[begin Dataset records]
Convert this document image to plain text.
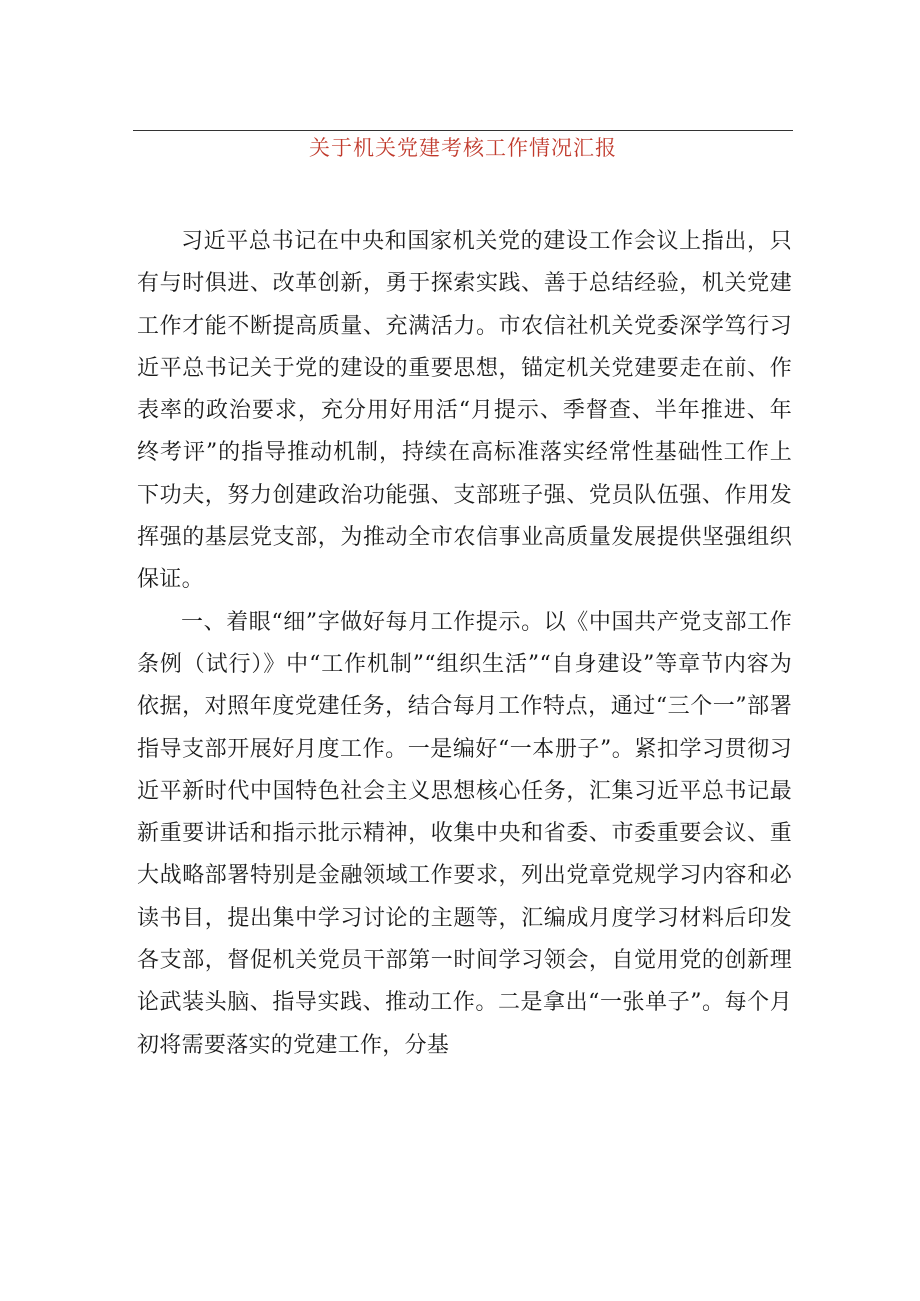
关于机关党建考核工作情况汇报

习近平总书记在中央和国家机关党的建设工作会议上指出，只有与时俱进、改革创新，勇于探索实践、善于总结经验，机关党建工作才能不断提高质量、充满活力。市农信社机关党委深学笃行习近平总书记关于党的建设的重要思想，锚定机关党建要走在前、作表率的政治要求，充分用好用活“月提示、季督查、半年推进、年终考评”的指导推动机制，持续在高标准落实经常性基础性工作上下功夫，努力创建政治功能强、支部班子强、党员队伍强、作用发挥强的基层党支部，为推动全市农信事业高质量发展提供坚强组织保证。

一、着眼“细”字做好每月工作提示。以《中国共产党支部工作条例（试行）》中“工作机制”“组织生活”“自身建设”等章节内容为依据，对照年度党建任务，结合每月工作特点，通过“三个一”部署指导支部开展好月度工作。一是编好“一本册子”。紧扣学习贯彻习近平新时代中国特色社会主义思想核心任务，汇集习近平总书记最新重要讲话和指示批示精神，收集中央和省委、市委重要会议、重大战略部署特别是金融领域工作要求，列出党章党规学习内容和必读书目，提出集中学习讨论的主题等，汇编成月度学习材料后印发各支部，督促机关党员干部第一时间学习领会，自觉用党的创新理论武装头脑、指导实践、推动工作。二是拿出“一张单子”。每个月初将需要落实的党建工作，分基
[end Dataset records]
[begin Dataset records]
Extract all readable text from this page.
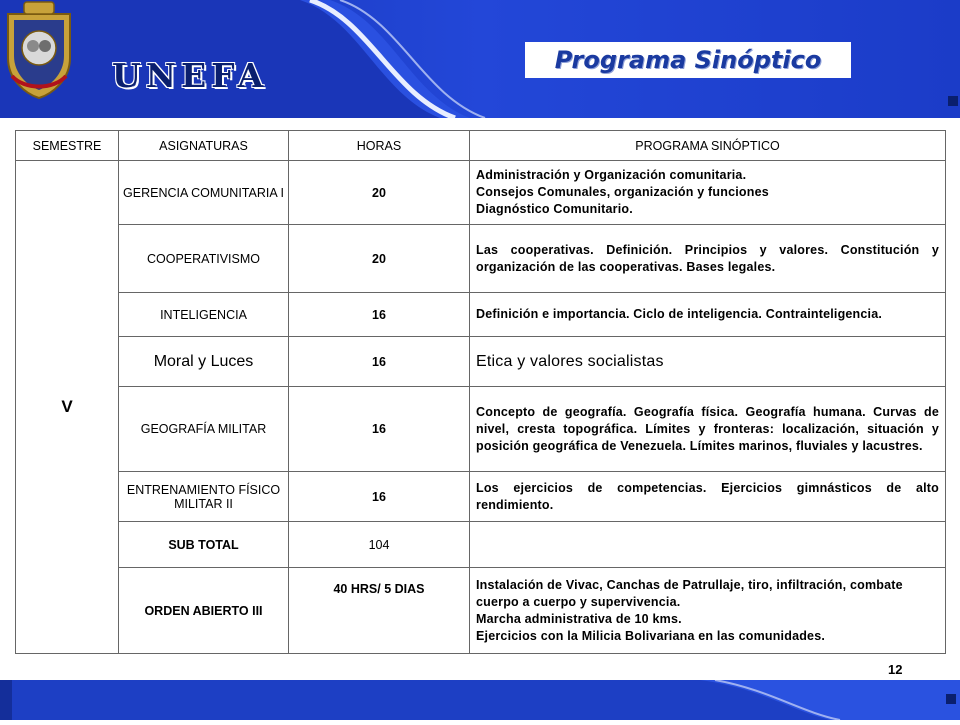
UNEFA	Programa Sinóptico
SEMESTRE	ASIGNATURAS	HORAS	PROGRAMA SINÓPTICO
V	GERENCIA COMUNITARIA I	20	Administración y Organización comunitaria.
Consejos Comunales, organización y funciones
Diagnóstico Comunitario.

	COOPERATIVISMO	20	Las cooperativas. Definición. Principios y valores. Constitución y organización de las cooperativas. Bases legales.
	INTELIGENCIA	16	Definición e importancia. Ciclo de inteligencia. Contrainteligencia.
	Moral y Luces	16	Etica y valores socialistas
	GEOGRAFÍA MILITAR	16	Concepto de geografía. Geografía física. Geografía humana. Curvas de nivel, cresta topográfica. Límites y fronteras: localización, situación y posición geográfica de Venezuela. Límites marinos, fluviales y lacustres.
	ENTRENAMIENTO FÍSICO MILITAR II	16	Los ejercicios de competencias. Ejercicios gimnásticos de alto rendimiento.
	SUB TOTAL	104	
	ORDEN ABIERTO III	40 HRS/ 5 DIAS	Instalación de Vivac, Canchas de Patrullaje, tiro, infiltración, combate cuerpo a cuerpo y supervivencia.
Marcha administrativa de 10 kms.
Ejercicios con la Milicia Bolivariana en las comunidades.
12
[end Dataset records]
[begin Dataset records]
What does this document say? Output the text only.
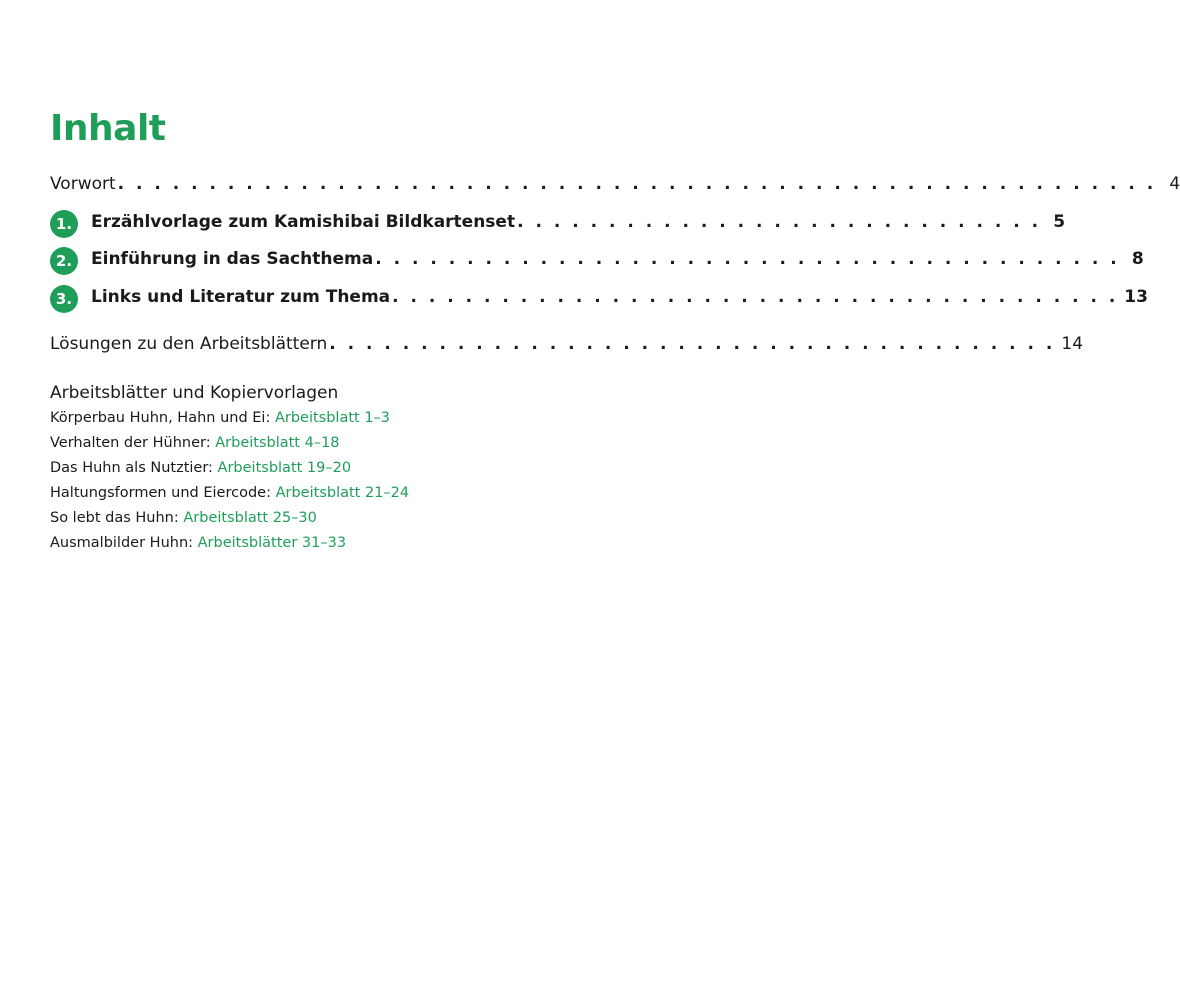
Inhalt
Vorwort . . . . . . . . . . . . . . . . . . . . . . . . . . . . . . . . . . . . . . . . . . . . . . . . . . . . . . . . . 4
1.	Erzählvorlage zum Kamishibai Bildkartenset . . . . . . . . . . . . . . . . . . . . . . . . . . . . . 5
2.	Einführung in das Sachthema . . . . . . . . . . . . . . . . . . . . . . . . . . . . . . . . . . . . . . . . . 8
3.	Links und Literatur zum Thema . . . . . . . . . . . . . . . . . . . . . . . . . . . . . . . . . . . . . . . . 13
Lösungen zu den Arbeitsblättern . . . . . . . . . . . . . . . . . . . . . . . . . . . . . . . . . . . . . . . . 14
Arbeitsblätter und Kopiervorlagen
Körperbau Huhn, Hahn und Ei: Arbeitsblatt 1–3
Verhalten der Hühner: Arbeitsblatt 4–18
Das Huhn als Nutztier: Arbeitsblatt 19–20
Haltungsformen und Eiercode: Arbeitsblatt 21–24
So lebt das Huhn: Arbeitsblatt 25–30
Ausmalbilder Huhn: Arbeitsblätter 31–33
[end Dataset records]
--- Stated task ---
Show each line in the entries that holds the string "text".

--- Exercise solution ---
Convert this document image to plain text.
Extract all readable text from this page.
What does this document say? Output the text only.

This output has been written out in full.